Excerpts from a figure dataset
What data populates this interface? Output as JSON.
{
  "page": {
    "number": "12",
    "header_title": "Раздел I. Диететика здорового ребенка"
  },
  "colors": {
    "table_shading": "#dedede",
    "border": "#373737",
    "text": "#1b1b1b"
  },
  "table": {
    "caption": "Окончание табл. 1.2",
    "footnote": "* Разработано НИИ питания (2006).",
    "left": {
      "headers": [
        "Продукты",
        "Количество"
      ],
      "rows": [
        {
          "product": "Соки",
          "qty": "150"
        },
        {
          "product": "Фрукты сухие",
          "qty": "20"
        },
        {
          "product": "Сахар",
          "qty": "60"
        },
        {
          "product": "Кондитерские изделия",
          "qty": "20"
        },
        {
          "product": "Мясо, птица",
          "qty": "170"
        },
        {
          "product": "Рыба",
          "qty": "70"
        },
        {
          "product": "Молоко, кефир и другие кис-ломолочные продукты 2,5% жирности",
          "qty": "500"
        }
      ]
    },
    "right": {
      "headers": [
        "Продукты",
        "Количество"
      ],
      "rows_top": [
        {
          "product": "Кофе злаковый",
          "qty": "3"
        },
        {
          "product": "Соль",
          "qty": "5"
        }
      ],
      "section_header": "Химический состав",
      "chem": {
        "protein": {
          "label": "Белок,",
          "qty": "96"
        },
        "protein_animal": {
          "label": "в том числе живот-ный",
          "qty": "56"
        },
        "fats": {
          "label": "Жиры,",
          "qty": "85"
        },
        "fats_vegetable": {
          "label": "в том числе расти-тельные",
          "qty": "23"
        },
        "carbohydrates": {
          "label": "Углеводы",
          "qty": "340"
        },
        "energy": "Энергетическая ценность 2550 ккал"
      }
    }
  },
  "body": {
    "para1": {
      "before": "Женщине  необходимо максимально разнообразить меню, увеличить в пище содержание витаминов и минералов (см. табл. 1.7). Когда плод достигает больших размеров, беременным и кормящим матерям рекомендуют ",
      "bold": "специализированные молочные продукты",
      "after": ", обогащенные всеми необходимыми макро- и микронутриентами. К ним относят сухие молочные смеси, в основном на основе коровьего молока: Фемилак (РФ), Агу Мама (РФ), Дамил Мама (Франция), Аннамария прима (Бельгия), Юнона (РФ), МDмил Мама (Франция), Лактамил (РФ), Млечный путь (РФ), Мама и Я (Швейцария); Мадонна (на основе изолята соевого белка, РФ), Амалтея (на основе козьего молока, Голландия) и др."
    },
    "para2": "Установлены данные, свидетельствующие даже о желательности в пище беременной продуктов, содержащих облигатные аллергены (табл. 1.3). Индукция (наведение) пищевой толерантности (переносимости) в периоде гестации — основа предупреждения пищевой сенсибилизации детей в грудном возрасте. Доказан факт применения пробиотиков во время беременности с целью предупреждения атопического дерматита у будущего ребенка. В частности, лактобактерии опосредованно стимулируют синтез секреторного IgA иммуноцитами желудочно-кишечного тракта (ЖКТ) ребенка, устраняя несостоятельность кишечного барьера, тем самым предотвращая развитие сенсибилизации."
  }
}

_WHAT NEEDS TO BE DONE_
Gather and copy every line of the data in which the string "product" is found.

_RESPONSE TO THIS TASK_
          "product": "Соки",
          "product": "Фрукты сухие",
          "product": "Сахар",
          "product": "Кондитерские изделия",
          "product": "Мясо, птица",
          "product": "Рыба",
          "product": "Молоко, кефир и другие кис-ломолочные продукты 2,5% жирности",
          "product": "Кофе злаковый",
          "product": "Соль",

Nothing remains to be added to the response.